> **PROBLEM DESCRIPTION**
Identify and pull out each line of the entries in which "Walter" occurs.

> **INPUT DATA**
═══

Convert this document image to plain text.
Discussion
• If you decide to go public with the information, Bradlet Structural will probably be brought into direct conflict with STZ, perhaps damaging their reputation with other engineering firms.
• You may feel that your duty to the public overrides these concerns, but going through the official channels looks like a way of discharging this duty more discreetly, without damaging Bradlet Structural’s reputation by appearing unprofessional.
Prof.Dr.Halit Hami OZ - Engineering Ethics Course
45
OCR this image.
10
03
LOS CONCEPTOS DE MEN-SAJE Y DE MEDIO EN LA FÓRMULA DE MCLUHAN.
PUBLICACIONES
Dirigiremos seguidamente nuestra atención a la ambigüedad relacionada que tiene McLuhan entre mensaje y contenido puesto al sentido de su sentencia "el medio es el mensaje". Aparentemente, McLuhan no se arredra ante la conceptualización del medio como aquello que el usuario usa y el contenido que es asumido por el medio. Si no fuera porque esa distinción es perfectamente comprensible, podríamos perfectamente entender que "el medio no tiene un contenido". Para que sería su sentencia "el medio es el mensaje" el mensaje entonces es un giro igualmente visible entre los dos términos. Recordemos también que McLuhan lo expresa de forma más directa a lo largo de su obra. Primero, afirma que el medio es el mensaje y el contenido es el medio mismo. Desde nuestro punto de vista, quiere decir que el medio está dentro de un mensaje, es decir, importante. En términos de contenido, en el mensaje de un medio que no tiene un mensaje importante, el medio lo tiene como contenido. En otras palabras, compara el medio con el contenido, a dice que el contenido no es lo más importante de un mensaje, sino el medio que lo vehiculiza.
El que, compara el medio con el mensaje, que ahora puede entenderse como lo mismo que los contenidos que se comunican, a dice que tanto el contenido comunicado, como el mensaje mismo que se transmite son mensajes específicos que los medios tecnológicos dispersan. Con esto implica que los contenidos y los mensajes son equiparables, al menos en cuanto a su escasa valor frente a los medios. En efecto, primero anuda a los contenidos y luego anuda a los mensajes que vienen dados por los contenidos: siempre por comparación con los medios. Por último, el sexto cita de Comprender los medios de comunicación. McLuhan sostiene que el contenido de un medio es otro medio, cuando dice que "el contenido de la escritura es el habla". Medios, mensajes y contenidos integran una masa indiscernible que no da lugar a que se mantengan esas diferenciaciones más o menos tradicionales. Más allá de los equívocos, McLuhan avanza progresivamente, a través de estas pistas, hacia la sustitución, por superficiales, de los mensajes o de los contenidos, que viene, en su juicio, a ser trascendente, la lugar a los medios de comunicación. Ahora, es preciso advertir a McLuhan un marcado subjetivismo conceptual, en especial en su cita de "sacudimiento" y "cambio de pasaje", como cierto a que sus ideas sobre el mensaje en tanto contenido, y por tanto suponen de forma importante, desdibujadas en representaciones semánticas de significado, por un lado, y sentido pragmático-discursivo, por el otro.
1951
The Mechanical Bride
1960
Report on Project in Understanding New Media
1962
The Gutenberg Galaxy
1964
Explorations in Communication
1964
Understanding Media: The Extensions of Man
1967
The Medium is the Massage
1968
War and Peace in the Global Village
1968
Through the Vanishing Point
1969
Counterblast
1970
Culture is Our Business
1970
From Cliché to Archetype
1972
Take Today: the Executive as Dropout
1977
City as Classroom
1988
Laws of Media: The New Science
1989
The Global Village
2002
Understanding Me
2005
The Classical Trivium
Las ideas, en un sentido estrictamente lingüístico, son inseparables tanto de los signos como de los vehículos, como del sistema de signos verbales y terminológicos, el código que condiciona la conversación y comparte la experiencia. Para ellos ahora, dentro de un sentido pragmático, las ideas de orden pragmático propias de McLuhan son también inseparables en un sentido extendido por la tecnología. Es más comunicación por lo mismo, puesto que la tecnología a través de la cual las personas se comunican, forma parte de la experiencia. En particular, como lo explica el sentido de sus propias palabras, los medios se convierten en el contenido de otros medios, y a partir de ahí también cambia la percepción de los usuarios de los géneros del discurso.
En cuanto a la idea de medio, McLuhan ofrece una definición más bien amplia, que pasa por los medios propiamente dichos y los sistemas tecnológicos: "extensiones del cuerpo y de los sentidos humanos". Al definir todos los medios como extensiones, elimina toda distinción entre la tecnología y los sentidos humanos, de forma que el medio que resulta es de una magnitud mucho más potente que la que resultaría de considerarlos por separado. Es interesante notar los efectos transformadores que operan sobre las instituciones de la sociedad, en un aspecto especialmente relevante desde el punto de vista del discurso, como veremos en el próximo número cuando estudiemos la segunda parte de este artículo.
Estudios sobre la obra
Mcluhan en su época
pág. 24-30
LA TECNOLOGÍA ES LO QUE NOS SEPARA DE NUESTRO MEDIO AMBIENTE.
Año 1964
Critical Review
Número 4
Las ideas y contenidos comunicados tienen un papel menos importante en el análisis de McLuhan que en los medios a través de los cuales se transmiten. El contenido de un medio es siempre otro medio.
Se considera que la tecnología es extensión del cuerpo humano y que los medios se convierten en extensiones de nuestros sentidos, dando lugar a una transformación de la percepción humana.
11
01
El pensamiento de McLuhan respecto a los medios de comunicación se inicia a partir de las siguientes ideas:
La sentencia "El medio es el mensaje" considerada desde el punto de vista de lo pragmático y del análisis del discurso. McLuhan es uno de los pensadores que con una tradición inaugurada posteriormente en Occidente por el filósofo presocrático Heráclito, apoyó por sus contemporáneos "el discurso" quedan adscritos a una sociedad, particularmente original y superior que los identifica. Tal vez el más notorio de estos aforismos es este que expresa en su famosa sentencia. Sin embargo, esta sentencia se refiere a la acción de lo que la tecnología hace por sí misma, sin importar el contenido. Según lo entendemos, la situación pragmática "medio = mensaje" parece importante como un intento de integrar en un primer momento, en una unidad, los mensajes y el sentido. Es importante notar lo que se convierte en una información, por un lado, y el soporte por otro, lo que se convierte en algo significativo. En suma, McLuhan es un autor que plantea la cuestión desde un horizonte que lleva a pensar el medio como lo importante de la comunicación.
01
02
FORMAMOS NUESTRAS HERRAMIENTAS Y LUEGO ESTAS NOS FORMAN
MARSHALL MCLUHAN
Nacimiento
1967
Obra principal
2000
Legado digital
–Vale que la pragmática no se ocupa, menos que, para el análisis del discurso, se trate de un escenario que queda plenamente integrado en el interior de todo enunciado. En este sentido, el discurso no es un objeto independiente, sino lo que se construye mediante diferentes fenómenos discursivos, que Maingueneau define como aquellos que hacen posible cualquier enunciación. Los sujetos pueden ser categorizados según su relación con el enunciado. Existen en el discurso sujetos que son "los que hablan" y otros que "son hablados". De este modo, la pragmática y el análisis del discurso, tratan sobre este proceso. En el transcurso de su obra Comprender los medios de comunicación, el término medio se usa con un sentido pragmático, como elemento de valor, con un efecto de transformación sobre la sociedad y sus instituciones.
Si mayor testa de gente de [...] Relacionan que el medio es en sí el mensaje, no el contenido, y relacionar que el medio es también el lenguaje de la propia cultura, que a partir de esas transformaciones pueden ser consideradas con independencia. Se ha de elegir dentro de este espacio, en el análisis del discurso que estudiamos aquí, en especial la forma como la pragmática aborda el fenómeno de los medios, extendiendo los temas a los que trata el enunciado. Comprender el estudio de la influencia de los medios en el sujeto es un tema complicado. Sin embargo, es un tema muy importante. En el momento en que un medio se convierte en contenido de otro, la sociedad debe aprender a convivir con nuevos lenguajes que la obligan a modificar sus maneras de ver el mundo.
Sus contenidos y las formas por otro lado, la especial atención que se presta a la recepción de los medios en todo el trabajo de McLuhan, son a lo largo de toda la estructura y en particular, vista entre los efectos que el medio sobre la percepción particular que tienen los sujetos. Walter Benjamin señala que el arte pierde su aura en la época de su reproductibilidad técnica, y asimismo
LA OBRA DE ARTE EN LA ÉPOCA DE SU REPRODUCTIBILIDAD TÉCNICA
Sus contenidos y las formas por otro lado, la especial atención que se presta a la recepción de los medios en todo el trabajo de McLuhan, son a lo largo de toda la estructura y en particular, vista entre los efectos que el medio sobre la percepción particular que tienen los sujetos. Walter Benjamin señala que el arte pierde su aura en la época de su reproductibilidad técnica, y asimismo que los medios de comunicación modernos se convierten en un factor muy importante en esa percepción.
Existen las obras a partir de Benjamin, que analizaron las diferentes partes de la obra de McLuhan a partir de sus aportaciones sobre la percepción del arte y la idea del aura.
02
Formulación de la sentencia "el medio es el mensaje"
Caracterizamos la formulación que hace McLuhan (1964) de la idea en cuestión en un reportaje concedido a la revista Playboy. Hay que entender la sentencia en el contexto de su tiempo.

═══

> **EXPECTED OUTPUT**
Sus contenidos y las formas por otro lado, la especial atención que se presta a la recepción de los medios en todo el trabajo de McLuhan, son a lo largo de toda la estructura y en particular, vista entre los efectos que el medio sobre la percepción particular que tienen los sujetos. Walter Benjamin señala que el arte pierde su aura en la época de su reproductibilidad técnica, y asimismo
Sus contenidos y las formas por otro lado, la especial atención que se presta a la recepción de los medios en todo el trabajo de McLuhan, son a lo largo de toda la estructura y en particular, vista entre los efectos que el medio sobre la percepción particular que tienen los sujetos. Walter Benjamin señala que el arte pierde su aura en la época de su reproductibilidad técnica, y asimismo que los medios de comunicación modernos se convierten en un factor muy importante en esa percepción.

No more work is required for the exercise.